## WHAT IS ASKED
Every line of the data that contains the string "окладов" must be copied.

## RECORDS PROVIDED
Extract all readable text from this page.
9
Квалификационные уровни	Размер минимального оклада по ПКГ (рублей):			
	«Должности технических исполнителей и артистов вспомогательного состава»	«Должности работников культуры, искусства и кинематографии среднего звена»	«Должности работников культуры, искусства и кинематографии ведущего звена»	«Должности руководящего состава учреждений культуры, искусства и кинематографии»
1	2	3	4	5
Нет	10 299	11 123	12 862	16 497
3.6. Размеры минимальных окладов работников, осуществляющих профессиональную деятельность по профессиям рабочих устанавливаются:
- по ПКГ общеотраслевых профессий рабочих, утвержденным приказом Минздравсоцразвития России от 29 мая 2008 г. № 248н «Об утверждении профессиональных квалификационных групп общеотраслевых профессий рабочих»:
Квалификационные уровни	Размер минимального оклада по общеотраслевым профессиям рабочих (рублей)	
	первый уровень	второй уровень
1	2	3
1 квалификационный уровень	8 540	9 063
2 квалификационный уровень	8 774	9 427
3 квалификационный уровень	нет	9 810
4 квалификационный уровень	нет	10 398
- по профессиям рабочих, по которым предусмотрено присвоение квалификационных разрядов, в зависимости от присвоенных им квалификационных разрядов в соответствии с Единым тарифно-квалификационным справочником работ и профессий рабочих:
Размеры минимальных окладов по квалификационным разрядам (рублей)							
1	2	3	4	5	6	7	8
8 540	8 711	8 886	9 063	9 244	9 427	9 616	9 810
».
--
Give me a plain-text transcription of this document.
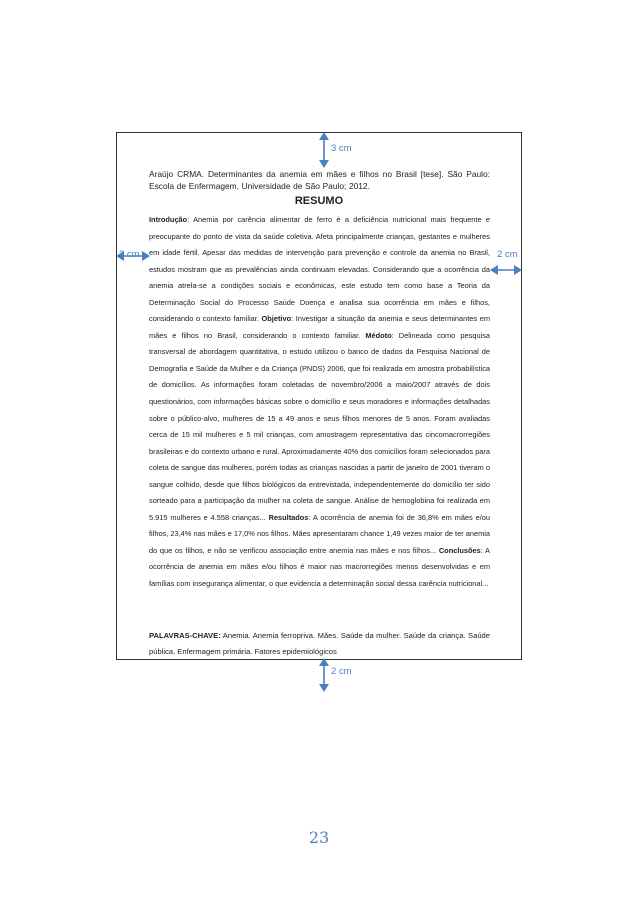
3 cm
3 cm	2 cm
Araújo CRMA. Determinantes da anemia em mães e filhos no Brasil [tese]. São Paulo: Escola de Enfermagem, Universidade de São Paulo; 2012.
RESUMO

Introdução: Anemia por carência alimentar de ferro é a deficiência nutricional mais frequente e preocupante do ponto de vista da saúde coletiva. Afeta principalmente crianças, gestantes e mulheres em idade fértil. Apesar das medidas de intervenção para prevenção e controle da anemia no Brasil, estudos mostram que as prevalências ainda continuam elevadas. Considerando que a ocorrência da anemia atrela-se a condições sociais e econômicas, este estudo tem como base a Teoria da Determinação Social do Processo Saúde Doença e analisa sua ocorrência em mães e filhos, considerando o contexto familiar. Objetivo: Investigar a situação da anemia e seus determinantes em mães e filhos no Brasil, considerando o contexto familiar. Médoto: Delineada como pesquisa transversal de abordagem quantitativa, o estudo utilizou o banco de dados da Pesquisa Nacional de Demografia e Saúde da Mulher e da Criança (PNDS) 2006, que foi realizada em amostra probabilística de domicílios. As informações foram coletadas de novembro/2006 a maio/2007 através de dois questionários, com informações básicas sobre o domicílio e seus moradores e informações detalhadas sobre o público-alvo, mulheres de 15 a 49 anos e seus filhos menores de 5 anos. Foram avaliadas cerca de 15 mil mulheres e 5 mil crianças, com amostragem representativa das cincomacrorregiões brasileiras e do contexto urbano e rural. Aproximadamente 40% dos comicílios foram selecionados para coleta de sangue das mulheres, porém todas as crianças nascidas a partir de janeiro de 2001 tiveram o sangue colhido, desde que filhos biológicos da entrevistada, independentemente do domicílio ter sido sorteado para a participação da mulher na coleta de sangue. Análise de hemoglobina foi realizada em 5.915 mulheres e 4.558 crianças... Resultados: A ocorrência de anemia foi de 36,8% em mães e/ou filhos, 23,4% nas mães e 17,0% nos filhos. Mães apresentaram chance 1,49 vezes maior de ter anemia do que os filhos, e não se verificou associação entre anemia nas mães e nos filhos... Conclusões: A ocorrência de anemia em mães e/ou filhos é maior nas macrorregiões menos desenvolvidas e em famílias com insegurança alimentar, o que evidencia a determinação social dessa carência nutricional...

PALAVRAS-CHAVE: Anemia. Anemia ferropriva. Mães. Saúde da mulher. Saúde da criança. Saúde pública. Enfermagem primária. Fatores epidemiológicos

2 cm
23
* * *
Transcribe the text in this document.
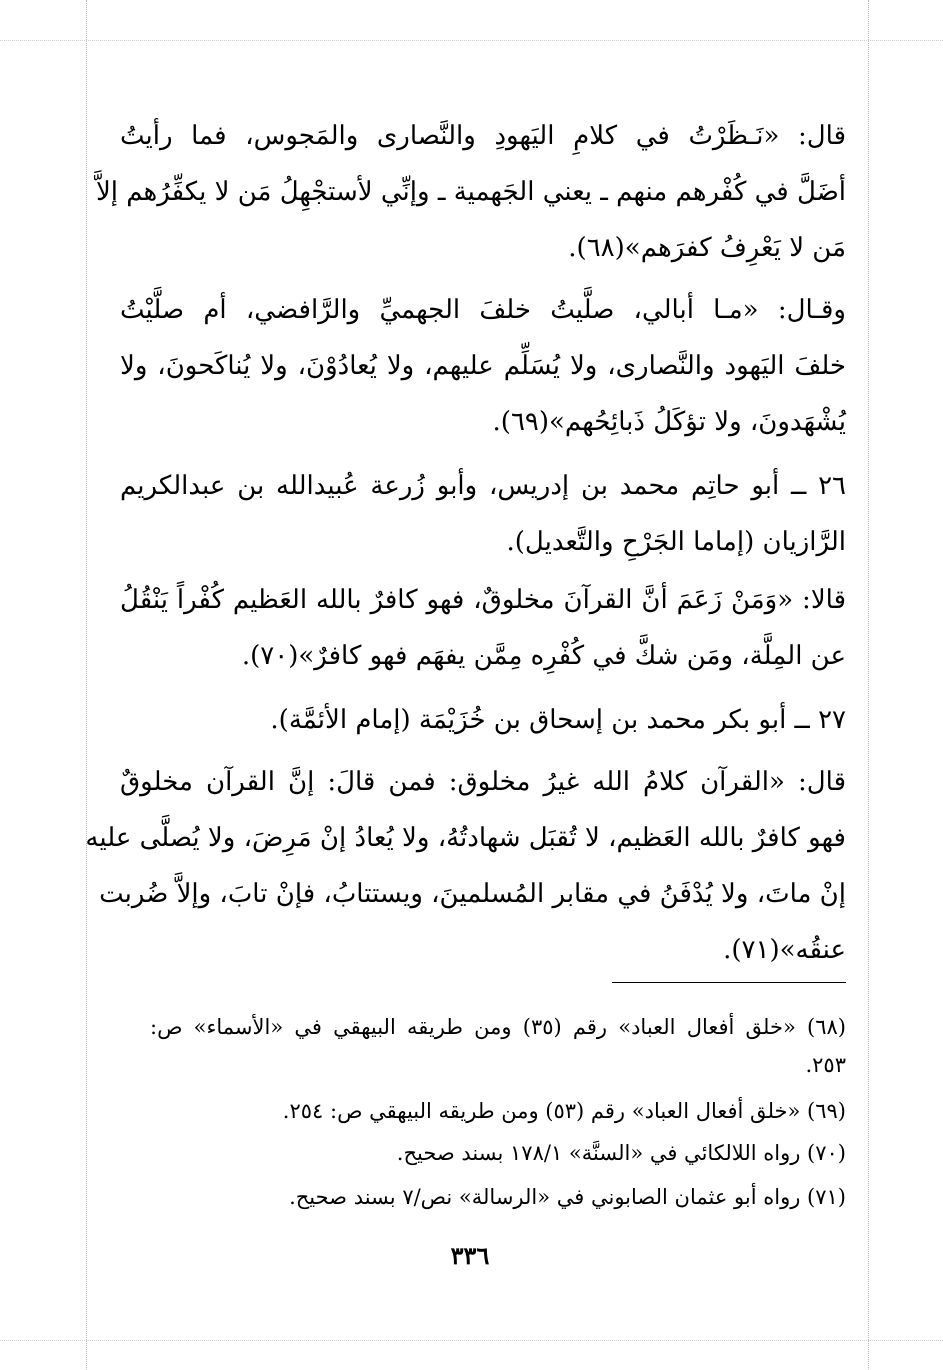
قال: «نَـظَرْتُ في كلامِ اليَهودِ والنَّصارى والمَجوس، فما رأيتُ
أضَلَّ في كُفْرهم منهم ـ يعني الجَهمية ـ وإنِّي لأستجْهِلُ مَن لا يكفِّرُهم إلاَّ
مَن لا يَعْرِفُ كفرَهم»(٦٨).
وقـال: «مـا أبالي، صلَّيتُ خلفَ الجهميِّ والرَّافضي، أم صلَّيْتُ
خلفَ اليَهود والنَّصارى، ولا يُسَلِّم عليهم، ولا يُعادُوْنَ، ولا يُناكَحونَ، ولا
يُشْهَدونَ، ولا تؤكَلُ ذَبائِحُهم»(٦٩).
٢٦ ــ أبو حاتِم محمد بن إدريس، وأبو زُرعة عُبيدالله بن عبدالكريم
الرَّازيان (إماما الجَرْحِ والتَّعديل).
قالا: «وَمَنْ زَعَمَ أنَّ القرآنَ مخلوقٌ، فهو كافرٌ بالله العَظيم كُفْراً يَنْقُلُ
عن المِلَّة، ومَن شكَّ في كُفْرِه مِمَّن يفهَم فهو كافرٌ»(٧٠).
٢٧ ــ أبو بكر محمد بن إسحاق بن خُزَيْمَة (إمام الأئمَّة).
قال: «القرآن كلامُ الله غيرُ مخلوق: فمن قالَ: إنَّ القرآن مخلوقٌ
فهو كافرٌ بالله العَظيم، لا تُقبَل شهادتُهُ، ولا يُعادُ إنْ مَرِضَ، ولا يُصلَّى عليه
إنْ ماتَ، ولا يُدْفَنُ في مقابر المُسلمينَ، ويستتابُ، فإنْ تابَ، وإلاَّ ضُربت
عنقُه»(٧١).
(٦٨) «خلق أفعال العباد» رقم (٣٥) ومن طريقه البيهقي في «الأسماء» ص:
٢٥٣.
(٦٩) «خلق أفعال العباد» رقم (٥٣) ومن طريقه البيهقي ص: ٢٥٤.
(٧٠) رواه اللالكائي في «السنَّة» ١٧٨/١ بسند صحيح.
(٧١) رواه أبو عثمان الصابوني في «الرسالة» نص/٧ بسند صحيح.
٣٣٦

## COMPLETE ANSWER
3.6. Размеры минимальных окладов работников, осуществляющих профессиональную деятельность по профессиям рабочих устанавливаются:
Размеры минимальных окладов по квалификационным разрядам (рублей)							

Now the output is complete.